TEXT TO READ |
He said alterations and additions to residential buildings were down 6.6 per cent year-on-year compared to a 13.6 per cent year-on-year increase in 2021.
“Over the longer term, fundamentals of the sector remain positive, with demand for housing and infrastructure supported by long-term structural factors in regions,” Mr Wilson said.
The group also announced that Mr McEwan, who finished up at NAB earlier this year, would join its board as lead independent director from October 1 and would stand for election at its annual meeting on October 24.
Reece shares fell 4 per cent to $26.01 following its modest profit growth and lack of detail surrounding its outlook.
Mr Wilson said the appointment of Mr McEwan would allow Reece to tap his wealth of knowledge and experience of running large corporations in multiple countries.
“Ross’ global perspective, practical approach, and deep experience running large, complex businesses will be essential for us as we look ahead to our next stage of growth, and as I transition into the role of chair and CEO in November,” he said.
Citi analyst Samuel Seow said results were in line with expectations but there were diverging outlooks for the US and Australia.
“Looking forward we expect the outlooks for both markets to continue diverging, implying a balanced outlook,” he said.
The group will pay a final dividend of 17.75c per share.
Meanwhile, GWA, which owns the Caroma and Dorf brands, reported a 3.4 per cent increase in net profit to $45.6m for the financial year, while revenue edged up 0.4 per cent to $413.5m.
GWA said while most of its market segments faced headwinds, the company targeted specific market segments, such as commercial aged care and healthcare and volume home builders.
The company declared a fully franked final dividend of 8c a share.
Its shares closed up 2.38 per cent at $2.58 on Monday.

LISTING |
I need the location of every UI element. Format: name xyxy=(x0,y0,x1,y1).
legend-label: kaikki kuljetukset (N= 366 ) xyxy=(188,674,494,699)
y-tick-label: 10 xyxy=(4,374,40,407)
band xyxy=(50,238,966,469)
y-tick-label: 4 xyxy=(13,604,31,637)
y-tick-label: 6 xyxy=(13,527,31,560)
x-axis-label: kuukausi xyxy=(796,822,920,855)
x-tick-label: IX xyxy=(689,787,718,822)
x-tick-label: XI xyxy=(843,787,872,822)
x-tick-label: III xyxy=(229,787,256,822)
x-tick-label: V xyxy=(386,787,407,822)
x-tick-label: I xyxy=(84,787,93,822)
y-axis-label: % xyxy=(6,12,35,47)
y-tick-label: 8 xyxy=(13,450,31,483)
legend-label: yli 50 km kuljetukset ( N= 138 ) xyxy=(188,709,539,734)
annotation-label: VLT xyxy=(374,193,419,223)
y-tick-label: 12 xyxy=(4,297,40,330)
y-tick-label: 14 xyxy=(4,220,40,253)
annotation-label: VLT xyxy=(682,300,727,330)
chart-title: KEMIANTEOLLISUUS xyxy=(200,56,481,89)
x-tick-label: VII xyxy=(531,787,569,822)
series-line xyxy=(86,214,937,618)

---

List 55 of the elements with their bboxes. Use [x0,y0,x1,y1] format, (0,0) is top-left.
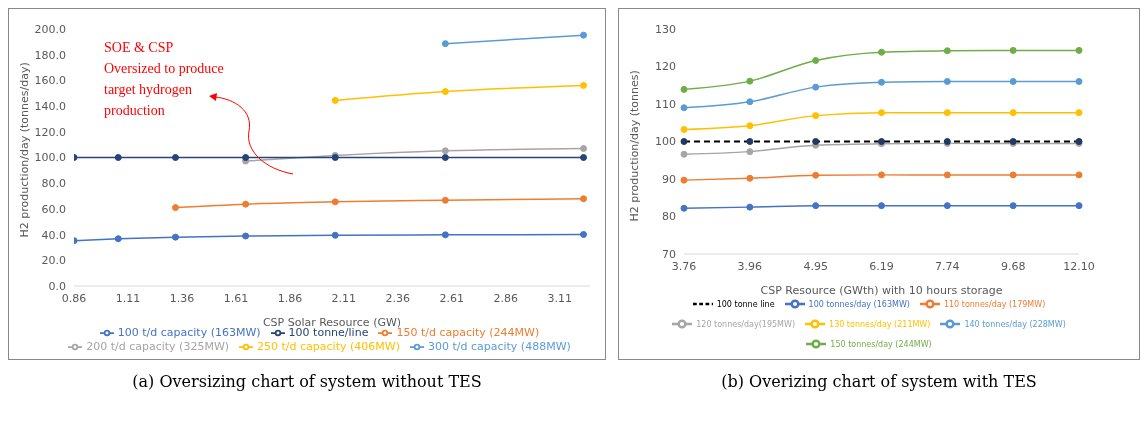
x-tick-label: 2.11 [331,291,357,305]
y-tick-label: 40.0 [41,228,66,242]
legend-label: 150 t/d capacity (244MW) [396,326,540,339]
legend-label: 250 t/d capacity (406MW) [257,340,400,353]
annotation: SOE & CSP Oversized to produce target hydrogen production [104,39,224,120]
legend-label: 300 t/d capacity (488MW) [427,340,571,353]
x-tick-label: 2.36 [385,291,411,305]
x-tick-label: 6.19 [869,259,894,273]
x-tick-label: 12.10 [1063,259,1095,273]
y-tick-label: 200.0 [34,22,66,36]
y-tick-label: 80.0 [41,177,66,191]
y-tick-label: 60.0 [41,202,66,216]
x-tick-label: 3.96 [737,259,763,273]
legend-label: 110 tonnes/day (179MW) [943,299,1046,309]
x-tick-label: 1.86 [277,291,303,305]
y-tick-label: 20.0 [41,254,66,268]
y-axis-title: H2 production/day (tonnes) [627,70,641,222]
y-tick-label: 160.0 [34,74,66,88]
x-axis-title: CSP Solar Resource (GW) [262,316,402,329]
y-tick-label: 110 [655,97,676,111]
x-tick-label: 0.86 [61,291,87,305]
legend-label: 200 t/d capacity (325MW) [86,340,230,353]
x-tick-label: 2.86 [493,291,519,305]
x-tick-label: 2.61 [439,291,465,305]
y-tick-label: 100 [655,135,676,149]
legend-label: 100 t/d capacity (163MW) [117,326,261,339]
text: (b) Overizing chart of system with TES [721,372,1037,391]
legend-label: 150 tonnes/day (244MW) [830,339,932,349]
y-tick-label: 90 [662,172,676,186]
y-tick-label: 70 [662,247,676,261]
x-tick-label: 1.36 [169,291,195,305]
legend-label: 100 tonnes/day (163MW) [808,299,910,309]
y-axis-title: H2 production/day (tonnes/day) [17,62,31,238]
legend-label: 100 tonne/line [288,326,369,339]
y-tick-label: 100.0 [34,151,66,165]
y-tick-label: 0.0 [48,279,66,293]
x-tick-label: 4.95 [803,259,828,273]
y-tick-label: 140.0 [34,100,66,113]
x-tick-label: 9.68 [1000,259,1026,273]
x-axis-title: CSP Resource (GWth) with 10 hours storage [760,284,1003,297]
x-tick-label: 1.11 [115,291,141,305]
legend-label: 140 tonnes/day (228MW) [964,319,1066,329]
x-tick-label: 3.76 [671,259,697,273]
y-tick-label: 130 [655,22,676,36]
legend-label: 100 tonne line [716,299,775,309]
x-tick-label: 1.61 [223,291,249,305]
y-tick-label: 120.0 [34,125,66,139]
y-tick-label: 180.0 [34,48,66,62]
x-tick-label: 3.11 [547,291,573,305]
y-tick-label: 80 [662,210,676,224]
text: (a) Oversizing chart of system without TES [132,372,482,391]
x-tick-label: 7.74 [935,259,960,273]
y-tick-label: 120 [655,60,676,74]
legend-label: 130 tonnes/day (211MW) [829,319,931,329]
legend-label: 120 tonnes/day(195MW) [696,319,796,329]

--

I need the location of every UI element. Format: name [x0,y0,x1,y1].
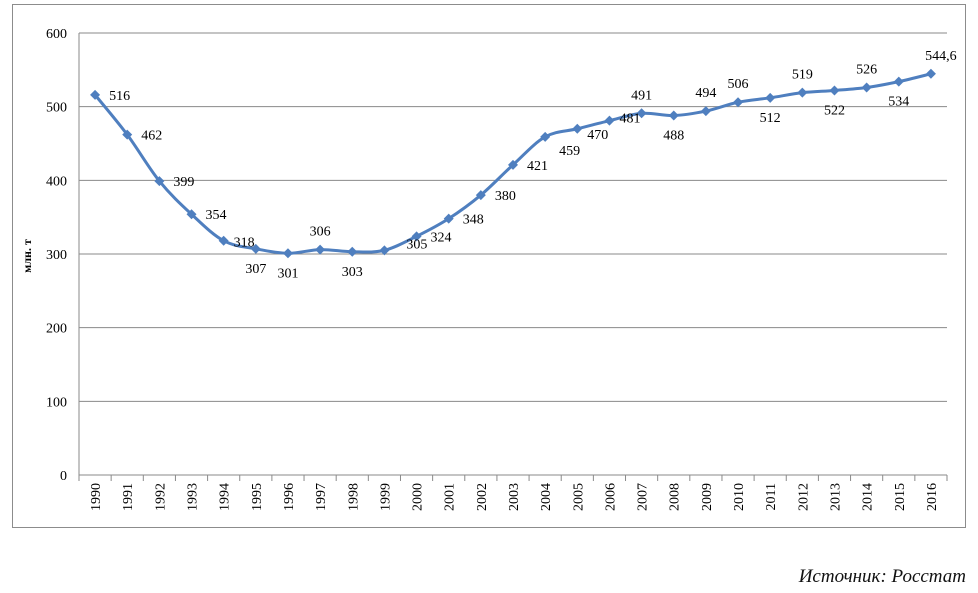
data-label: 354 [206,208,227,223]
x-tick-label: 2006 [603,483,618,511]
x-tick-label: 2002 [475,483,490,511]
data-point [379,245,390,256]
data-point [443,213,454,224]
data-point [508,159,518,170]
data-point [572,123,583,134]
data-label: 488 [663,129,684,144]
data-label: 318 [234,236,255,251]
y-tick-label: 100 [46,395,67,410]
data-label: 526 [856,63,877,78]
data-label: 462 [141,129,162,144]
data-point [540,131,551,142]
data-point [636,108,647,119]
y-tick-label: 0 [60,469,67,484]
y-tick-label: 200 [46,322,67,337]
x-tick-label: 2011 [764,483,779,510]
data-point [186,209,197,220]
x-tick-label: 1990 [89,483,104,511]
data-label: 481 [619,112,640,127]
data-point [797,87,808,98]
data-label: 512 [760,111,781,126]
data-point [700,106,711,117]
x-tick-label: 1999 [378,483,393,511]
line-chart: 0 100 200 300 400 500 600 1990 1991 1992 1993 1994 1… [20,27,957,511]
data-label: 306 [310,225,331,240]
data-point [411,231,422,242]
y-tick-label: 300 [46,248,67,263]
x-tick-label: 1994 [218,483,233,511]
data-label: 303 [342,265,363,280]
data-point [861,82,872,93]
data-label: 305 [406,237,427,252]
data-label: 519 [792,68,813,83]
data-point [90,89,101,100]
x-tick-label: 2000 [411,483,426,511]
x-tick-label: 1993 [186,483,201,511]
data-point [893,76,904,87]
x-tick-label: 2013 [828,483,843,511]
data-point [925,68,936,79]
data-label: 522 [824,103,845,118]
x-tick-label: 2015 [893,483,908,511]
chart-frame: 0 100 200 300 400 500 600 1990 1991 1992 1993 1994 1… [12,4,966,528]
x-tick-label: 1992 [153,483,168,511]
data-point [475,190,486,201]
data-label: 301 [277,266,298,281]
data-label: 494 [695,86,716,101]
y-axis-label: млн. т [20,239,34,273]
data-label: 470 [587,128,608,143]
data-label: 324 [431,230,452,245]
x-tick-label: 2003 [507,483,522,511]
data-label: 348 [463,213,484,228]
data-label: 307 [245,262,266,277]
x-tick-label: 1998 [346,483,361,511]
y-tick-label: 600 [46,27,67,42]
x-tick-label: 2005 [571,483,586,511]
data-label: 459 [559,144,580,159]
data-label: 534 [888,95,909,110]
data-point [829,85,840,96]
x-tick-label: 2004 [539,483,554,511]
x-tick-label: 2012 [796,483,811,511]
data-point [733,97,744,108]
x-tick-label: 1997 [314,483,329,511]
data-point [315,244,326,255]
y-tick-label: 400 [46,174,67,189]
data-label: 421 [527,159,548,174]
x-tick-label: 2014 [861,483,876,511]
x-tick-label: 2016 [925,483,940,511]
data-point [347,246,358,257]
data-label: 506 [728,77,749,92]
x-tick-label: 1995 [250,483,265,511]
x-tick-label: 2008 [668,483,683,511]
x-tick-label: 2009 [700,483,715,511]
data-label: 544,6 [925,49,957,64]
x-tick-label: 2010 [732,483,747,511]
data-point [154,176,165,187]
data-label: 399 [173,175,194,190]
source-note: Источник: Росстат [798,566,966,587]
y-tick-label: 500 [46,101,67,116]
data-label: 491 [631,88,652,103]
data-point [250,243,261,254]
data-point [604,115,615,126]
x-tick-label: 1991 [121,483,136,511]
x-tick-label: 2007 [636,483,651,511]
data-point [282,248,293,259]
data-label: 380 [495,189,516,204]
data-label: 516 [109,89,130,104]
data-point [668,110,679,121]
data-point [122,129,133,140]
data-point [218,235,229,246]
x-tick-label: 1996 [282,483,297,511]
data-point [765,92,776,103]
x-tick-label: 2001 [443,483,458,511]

WORK TO COMPLETE |
List every percentage figure that appears in the business news excerpt on Reece and GWA.

RESPONSE BELOW |
6.6 per cent
13.6 per cent
4 per cent
3.4 per cent
0.4 per cent
2.38 per cent